**Task details:** Exactly reproduce the lines from the one holding "Enumerate this screenshot's" through the final line of the listing below, with both ends included and nothing else.

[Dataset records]

..............................

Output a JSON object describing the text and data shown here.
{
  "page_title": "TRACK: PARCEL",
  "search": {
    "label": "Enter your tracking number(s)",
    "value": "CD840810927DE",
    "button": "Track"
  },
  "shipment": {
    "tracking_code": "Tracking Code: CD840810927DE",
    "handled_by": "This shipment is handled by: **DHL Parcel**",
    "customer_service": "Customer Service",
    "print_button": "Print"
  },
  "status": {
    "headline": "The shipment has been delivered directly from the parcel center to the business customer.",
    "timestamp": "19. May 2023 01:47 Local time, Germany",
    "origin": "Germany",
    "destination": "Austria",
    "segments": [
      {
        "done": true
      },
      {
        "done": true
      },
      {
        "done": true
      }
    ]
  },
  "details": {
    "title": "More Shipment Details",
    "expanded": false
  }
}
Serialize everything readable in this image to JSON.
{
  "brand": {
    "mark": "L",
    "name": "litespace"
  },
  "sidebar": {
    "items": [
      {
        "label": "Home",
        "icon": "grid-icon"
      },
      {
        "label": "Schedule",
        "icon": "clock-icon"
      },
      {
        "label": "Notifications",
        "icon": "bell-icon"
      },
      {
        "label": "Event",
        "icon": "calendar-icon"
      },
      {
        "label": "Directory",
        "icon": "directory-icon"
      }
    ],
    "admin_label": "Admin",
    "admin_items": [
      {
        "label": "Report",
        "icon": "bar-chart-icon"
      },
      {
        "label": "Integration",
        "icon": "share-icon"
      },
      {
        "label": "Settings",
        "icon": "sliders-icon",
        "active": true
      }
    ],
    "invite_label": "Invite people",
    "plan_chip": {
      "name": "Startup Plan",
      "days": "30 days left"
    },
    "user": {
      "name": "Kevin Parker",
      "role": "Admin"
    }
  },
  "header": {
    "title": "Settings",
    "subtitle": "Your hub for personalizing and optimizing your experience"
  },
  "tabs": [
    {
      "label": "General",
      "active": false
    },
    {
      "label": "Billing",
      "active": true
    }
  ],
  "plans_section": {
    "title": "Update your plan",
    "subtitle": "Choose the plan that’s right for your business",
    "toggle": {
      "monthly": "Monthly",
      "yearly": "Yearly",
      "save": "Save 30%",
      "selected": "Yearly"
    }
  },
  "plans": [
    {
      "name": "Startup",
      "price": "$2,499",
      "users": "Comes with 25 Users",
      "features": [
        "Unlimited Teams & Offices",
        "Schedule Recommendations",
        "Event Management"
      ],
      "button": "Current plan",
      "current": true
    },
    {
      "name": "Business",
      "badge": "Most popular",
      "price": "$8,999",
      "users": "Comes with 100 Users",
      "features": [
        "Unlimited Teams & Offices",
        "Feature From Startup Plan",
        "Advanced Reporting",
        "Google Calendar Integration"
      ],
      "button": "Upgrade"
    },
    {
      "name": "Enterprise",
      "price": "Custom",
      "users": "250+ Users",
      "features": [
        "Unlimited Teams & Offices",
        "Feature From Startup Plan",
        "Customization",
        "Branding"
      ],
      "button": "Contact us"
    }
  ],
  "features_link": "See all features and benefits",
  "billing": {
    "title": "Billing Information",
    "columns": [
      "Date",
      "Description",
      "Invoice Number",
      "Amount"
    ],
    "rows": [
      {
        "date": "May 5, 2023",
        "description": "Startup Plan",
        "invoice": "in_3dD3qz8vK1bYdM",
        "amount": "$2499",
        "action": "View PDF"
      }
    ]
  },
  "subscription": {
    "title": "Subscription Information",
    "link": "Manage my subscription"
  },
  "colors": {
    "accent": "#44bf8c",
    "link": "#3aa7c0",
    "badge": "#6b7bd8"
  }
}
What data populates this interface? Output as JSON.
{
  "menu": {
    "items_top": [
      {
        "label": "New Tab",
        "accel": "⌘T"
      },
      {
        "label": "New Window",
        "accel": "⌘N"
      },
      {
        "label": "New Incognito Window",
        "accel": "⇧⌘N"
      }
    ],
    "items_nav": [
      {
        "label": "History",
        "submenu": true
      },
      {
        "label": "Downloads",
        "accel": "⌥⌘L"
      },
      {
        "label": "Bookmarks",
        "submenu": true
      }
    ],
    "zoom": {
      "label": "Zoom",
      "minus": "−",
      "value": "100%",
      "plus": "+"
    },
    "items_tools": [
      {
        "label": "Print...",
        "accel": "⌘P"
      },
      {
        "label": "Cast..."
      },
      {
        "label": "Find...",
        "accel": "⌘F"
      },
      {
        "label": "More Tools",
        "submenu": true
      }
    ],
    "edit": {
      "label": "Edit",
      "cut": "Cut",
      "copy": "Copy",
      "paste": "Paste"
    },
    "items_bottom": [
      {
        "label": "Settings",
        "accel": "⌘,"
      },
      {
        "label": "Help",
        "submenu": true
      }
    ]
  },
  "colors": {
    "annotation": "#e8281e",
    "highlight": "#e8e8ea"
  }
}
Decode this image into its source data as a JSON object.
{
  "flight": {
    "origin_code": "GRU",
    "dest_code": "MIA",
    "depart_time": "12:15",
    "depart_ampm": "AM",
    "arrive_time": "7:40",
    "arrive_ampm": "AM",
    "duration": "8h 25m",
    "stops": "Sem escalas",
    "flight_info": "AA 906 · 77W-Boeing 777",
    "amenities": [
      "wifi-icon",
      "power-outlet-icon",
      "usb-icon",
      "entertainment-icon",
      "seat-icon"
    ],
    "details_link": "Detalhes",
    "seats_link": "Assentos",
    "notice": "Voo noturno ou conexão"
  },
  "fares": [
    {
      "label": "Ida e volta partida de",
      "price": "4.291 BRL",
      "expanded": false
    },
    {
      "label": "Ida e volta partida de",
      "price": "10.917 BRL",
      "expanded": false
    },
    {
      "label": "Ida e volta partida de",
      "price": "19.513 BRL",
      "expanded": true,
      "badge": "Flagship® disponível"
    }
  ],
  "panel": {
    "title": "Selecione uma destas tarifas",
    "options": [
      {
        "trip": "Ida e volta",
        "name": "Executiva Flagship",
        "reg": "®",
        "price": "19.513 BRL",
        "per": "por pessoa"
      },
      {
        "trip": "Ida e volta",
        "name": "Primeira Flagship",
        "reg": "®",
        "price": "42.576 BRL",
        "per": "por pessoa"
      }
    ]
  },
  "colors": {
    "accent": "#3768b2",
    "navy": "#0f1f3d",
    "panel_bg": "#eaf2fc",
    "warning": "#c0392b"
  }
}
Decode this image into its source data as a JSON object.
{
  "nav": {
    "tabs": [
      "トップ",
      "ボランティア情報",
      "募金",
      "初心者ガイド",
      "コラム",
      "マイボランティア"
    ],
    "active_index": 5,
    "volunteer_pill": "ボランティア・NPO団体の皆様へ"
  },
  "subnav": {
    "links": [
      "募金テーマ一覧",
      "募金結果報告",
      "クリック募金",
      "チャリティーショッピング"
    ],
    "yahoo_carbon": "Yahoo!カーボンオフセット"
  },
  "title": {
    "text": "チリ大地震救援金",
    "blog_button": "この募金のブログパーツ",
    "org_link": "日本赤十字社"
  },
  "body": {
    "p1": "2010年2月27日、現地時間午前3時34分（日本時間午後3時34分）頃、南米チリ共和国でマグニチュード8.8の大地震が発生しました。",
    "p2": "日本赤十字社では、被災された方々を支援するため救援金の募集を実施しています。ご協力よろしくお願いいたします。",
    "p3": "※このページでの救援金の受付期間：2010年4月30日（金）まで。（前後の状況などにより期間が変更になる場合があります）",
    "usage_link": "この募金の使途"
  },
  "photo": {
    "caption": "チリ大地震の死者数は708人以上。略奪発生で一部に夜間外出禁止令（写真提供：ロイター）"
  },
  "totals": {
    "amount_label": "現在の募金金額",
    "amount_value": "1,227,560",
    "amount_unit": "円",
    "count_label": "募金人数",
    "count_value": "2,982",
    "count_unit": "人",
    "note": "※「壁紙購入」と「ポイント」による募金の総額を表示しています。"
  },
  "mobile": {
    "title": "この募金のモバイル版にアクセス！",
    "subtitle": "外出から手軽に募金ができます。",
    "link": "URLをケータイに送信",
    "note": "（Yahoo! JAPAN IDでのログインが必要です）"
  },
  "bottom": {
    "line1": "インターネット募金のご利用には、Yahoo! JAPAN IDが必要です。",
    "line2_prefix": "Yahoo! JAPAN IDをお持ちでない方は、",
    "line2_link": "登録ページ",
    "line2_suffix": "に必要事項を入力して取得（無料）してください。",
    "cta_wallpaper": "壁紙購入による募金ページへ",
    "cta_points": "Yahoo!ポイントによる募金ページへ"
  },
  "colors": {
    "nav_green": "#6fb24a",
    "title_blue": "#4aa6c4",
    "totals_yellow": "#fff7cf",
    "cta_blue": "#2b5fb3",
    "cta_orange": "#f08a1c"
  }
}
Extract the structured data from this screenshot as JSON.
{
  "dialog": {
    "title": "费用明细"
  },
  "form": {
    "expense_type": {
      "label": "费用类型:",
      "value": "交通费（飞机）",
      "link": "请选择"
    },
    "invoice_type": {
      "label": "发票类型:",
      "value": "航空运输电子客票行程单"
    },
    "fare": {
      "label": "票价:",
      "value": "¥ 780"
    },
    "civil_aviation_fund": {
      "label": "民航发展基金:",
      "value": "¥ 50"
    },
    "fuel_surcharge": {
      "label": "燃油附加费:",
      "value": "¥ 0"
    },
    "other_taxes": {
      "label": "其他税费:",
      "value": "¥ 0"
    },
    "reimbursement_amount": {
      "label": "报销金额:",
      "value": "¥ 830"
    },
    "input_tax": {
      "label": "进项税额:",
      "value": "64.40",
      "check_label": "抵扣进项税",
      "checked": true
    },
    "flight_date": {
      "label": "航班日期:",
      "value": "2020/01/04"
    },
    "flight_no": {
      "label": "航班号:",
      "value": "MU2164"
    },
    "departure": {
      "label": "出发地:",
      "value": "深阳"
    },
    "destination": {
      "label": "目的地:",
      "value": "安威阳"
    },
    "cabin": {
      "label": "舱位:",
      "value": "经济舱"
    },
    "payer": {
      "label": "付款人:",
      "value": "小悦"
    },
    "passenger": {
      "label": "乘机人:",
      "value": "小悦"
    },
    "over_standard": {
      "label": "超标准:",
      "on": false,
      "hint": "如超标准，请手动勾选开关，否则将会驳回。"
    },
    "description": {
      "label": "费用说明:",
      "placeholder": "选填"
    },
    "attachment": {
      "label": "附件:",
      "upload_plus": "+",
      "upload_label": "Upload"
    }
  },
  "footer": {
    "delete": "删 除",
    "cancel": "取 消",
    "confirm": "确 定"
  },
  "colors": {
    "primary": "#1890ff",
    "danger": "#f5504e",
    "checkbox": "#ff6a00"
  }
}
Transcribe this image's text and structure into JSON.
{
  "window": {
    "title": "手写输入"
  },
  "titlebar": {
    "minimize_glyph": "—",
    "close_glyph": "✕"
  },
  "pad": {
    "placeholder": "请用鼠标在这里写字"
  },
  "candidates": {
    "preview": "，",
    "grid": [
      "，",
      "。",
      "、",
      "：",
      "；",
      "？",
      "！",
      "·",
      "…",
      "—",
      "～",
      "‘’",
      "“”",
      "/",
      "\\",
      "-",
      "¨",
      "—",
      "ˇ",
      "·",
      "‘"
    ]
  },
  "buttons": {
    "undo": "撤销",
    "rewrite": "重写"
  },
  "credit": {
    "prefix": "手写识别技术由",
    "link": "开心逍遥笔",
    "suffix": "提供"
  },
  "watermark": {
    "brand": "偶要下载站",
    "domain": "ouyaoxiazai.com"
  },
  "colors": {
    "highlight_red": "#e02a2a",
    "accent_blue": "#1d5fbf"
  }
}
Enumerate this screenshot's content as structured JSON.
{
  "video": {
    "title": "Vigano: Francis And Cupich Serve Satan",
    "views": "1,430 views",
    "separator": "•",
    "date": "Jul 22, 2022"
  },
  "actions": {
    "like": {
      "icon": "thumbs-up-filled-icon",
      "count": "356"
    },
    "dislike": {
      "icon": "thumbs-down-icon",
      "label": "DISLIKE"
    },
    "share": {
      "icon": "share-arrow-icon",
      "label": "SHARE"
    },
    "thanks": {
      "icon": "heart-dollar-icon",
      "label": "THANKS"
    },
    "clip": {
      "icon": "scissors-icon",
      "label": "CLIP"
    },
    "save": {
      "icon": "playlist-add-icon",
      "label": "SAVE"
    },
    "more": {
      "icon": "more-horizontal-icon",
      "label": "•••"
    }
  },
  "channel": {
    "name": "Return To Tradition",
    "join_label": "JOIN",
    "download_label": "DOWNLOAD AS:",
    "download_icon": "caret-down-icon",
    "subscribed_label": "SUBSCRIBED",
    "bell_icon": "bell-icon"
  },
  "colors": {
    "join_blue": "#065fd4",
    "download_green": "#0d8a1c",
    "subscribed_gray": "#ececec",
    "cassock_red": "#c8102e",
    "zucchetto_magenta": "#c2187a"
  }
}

..............................

**Solution to this task:**
Enumerate this screenshot's content as structured JSON.
{
  "video": {
    "title": "Vigano: Francis And Cupich Serve Satan",
    "views": "1,430 views",
    "separator": "•",
    "date": "Jul 22, 2022"
  },
  "actions": {
    "like": {
      "icon": "thumbs-up-filled-icon",
      "count": "356"
    },
    "dislike": {
      "icon": "thumbs-down-icon",
      "label": "DISLIKE"
    },
    "share": {
      "icon": "share-arrow-icon",
      "label": "SHARE"
    },
    "thanks": {
      "icon": "heart-dollar-icon",
      "label": "THANKS"
    },
    "clip": {
      "icon": "scissors-icon",
      "label": "CLIP"
    },
    "save": {
      "icon": "playlist-add-icon",
      "label": "SAVE"
    },
    "more": {
      "icon": "more-horizontal-icon",
      "label": "•••"
    }
  },
  "channel": {
    "name": "Return To Tradition",
    "join_label": "JOIN",
    "download_label": "DOWNLOAD AS:",
    "download_icon": "caret-down-icon",
    "subscribed_label": "SUBSCRIBED",
    "bell_icon": "bell-icon"
  },
  "colors": {
    "join_blue": "#065fd4",
    "download_green": "#0d8a1c",
    "subscribed_gray": "#ececec",
    "cassock_red": "#c8102e",
    "zucchetto_magenta": "#c2187a"
  }
}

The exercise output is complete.